- **WHAT YOU WILL DO**
Below is a block of records; repeat each one exactly.

- **ENTRIES SHOWN**

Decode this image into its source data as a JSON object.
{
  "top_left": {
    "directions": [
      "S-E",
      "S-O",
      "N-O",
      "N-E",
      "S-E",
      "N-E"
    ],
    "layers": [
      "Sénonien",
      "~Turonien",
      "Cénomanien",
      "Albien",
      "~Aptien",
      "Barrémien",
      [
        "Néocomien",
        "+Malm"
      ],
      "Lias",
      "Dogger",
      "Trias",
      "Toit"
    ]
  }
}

- **EXERCISE ANSWER**
Decode this image into its source data as a JSON object.
{
  "top_left": {
    "directions": [
      "S-E",
      "S-O",
      "N-O",
      "N-E",
      "S-E",
      "N-E"
    ],
    "layers": [
      "Sénonien",
      "~Turonien",
      "Cénomanien",
      "Albien",
      "~Aptien",
      "Barrémien",
      [
        "Néocomien",
        "+Malm"
      ],
      "Lias",
      "Dogger",
      "Trias",
      "Toit"
    ]
  }
}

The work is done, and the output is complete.